WRITTEN PROBLEM: Can you copy out the data exactly? Leave the images out.
== ROWS
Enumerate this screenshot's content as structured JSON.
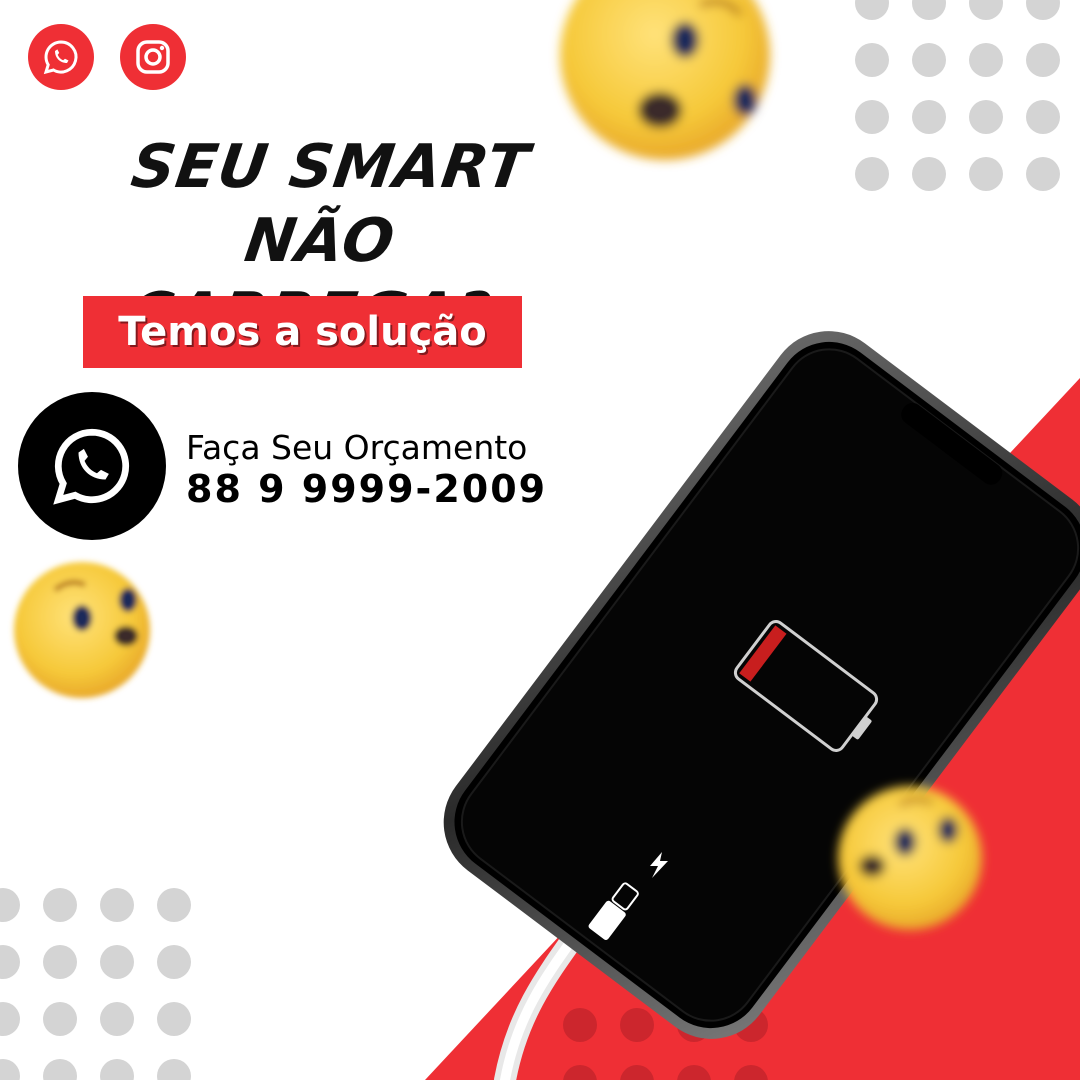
{
  "social": {
    "whatsapp_icon": "whatsapp-icon",
    "instagram_icon": "instagram-icon"
  },
  "headline": {
    "line1": "SEU SMART NÃO",
    "line2": "CARREGA?"
  },
  "banner": {
    "text": "Temos a solução"
  },
  "contact": {
    "icon": "whatsapp-icon",
    "label": "Faça Seu Orçamento",
    "phone": "88 9 9999-2009"
  },
  "colors": {
    "accent_red": "#ef2f35",
    "text_dark": "#000000",
    "dots_gray": "#d4d4d4",
    "emoji_yellow": "#f6c93a",
    "background": "#ffffff"
  },
  "decorations": {
    "emoji": "surprised-face-emoji",
    "phone": "smartphone-low-battery",
    "cable": "charging-cable"
  }
}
====
SOLVED PROBLEM:
Enumerate this screenshot's content as structured JSON.
{
  "social": {
    "whatsapp_icon": "whatsapp-icon",
    "instagram_icon": "instagram-icon"
  },
  "headline": {
    "line1": "SEU SMART NÃO",
    "line2": "CARREGA?"
  },
  "banner": {
    "text": "Temos a solução"
  },
  "contact": {
    "icon": "whatsapp-icon",
    "label": "Faça Seu Orçamento",
    "phone": "88 9 9999-2009"
  },
  "colors": {
    "accent_red": "#ef2f35",
    "text_dark": "#000000",
    "dots_gray": "#d4d4d4",
    "emoji_yellow": "#f6c93a",
    "background": "#ffffff"
  },
  "decorations": {
    "emoji": "surprised-face-emoji",
    "phone": "smartphone-low-battery",
    "cable": "charging-cable"
  }
}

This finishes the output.